** start of Excerpted data **

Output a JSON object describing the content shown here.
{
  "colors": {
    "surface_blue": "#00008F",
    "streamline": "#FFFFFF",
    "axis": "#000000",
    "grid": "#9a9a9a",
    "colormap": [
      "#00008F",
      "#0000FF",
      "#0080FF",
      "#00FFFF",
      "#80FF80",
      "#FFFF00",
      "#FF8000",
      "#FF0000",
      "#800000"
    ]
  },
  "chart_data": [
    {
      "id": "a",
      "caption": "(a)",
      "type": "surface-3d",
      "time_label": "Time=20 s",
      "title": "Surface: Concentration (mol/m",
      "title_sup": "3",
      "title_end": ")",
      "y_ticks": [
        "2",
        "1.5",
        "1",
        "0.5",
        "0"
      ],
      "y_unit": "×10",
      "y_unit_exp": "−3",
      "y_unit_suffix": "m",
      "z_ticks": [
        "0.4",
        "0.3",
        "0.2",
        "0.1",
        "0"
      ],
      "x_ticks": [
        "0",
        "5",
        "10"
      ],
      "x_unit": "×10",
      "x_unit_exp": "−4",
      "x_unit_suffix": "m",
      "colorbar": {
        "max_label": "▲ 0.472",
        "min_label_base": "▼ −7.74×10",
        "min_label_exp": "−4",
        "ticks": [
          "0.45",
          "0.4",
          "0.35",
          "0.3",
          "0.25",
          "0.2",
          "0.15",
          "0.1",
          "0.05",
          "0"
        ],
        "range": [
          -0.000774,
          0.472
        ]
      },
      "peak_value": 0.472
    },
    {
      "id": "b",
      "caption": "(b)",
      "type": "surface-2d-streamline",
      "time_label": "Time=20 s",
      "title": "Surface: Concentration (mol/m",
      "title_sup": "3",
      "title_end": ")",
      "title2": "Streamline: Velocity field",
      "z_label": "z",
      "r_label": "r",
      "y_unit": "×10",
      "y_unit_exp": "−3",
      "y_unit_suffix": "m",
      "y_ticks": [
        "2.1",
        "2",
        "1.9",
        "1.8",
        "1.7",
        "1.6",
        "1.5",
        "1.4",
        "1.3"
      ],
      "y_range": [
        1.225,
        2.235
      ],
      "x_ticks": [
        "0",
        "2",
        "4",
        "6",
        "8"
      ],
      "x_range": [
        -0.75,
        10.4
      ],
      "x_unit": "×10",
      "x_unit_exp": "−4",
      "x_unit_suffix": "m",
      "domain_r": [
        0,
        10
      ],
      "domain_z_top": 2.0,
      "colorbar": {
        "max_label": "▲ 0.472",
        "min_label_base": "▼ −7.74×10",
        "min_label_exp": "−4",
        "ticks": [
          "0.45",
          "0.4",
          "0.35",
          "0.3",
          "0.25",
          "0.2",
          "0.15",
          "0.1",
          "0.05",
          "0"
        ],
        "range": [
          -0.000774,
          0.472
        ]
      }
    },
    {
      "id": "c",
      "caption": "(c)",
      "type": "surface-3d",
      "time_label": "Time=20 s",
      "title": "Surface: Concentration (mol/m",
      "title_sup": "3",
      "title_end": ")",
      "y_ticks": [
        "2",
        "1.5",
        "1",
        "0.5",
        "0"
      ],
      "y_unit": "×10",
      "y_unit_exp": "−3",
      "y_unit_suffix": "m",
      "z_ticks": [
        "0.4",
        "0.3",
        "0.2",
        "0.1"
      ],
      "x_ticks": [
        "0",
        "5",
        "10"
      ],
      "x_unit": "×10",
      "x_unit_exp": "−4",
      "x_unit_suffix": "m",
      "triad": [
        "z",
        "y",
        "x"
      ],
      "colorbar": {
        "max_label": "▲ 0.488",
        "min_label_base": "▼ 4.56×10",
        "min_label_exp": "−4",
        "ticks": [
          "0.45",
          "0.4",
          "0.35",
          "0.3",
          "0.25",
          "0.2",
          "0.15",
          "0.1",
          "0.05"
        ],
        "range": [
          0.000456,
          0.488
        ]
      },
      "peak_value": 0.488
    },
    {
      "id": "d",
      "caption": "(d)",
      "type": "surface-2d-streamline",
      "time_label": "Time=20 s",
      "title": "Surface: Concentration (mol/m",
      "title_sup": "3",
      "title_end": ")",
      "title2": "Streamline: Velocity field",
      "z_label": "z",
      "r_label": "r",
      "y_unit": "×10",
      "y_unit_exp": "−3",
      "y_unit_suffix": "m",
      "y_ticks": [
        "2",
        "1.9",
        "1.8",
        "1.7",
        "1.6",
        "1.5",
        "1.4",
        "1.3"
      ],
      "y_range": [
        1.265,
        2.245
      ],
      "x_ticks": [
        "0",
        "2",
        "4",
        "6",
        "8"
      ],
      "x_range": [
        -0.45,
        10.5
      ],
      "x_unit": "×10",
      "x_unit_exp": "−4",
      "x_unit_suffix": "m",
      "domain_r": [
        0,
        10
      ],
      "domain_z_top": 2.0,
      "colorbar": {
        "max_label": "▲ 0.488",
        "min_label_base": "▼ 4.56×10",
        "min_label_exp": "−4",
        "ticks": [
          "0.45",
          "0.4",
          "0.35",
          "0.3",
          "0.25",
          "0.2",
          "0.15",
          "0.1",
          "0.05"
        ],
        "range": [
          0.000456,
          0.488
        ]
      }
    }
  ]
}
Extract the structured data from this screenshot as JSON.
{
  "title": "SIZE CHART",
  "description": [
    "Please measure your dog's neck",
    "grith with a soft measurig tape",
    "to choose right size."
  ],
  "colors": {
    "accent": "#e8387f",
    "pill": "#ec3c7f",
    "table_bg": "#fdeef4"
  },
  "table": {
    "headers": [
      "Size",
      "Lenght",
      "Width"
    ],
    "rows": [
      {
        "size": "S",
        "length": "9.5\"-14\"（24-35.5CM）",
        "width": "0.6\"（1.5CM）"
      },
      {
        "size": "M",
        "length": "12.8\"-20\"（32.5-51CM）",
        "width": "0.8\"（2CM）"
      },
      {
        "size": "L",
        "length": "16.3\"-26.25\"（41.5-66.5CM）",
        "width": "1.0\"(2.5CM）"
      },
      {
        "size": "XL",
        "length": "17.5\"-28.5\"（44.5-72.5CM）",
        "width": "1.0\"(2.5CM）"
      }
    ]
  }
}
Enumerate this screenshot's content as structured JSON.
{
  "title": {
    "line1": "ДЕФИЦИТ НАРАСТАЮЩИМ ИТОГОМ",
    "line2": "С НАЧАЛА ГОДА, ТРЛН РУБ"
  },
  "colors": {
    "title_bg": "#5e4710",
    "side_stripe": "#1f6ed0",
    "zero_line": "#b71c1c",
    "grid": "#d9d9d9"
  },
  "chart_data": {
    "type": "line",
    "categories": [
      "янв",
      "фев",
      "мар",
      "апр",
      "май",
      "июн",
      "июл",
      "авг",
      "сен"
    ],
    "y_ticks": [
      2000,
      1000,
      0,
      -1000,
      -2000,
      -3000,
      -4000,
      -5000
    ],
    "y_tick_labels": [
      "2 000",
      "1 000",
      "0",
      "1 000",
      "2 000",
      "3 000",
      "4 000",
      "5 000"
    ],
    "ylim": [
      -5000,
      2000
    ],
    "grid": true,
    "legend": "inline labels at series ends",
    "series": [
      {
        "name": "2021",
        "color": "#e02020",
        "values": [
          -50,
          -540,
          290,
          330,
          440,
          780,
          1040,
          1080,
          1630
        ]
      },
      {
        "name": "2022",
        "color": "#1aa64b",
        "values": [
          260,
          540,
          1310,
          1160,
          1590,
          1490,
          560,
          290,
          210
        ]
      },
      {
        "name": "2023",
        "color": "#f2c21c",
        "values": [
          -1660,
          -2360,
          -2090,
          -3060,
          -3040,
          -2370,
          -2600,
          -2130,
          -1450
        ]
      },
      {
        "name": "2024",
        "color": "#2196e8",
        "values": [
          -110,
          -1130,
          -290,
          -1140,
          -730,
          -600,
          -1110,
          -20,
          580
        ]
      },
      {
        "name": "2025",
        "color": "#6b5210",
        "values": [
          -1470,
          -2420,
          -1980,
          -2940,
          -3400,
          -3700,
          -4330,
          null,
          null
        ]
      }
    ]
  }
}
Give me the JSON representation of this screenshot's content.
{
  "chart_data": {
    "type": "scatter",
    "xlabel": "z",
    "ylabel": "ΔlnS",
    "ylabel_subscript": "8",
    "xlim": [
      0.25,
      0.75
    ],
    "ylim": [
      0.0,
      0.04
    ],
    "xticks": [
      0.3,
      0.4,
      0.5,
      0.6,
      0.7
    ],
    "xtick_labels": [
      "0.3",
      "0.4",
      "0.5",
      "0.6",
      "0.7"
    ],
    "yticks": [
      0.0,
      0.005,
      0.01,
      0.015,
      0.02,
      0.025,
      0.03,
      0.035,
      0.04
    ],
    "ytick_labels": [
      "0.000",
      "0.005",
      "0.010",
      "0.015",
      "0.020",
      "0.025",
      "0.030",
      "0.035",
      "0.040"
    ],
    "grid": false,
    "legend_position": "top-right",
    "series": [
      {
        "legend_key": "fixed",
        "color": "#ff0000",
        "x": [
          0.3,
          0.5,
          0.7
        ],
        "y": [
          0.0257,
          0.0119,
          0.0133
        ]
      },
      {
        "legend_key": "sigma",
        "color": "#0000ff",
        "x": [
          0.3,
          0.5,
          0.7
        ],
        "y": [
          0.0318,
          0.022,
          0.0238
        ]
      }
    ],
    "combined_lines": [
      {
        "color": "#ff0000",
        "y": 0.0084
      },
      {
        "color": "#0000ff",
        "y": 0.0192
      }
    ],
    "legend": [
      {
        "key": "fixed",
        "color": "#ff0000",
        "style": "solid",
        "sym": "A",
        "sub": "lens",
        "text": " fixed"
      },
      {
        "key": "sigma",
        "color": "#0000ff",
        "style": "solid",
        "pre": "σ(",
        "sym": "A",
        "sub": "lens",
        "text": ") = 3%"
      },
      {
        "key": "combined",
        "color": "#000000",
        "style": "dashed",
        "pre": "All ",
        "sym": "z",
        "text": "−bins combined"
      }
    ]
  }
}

** end of Excerpted data **

Short exercise - Search the records above for the string "text". Copy every line that contains it.

Complete response -
        "text": " fixed"
        "text": ") = 3%"
        "text": "−bins combined"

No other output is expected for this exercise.